» **Data shown**:
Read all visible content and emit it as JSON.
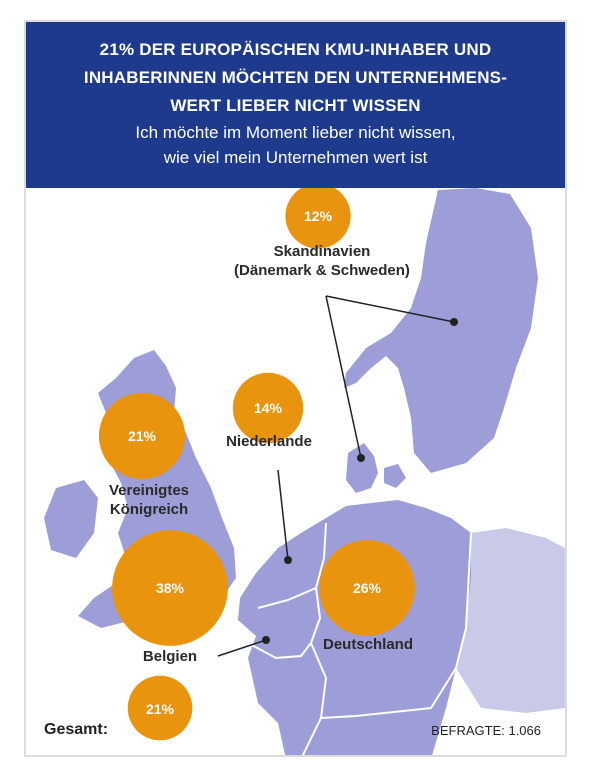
{
  "header": {
    "title_lines": [
      "21% DER EUROPÄISCHEN KMU-INHABER UND",
      "INHABERINNEN MÖCHTEN DEN UNTERNEHMENS-",
      "WERT LIEBER NICHT WISSEN"
    ],
    "subtitle_lines": [
      "Ich möchte im Moment lieber nicht wissen,",
      "wie viel mein Unternehmen wert ist"
    ]
  },
  "colors": {
    "header_bg": "#1d3a8c",
    "land": "#9d9ed8",
    "bubble": "#e8940f",
    "leader_line": "#222222"
  },
  "regions": [
    {
      "id": "skandinavien",
      "label_lines": [
        "Skandinavien",
        "(Dänemark & Schweden)"
      ],
      "value": "12%",
      "percent": 12
    },
    {
      "id": "niederlande",
      "label_lines": [
        "Niederlande"
      ],
      "value": "14%",
      "percent": 14
    },
    {
      "id": "vereinigtes-koenigreich",
      "label_lines": [
        "Vereinigtes",
        "Königreich"
      ],
      "value": "21%",
      "percent": 21
    },
    {
      "id": "belgien",
      "label_lines": [
        "Belgien"
      ],
      "value": "38%",
      "percent": 38
    },
    {
      "id": "deutschland",
      "label_lines": [
        "Deutschland"
      ],
      "value": "26%",
      "percent": 26
    }
  ],
  "total": {
    "label": "Gesamt:",
    "value": "21%",
    "percent": 21
  },
  "respondents": "BEFRAGTE: 1.066"
}
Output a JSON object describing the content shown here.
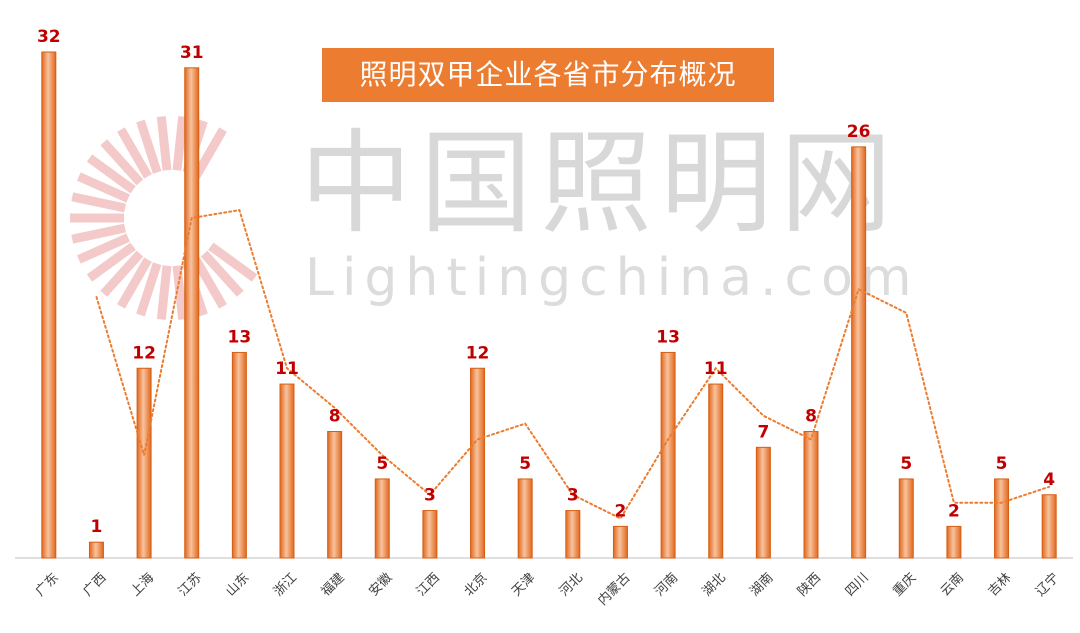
{
  "chart_data": {
    "type": "bar",
    "title": "照明双甲企业各省市分布概况",
    "xlabel": "",
    "ylabel": "",
    "ylim": [
      0,
      32
    ],
    "grid": false,
    "legend": "none",
    "categories": [
      "广东",
      "广西",
      "上海",
      "江苏",
      "山东",
      "浙江",
      "福建",
      "安徽",
      "江西",
      "北京",
      "天津",
      "河北",
      "内蒙古",
      "河南",
      "湖北",
      "湖南",
      "陕西",
      "四川",
      "重庆",
      "云南",
      "吉林",
      "辽宁"
    ],
    "series": [
      {
        "values": [
          32,
          1,
          12,
          31,
          13,
          11,
          8,
          5,
          3,
          12,
          5,
          3,
          2,
          13,
          11,
          7,
          8,
          26,
          5,
          2,
          5,
          4
        ],
        "color": "#ec7c30",
        "data_label_color": "#c00000"
      }
    ],
    "trendline": {
      "type": "moving-average",
      "style": "dotted",
      "color": "#ec7c30",
      "values": [
        null,
        16.5,
        6.5,
        21.5,
        22,
        12,
        9.5,
        6.5,
        4,
        7.5,
        8.5,
        4,
        2.5,
        7.5,
        12,
        9,
        7.5,
        17,
        15.5,
        3.5,
        3.5,
        4.5
      ]
    }
  },
  "watermark": {
    "cn": "中国照明网",
    "en": "Lightingchina.com"
  }
}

» **What is being asked**: Return only the number of lines in the entries that contain the string "content".

» **Task output**: 2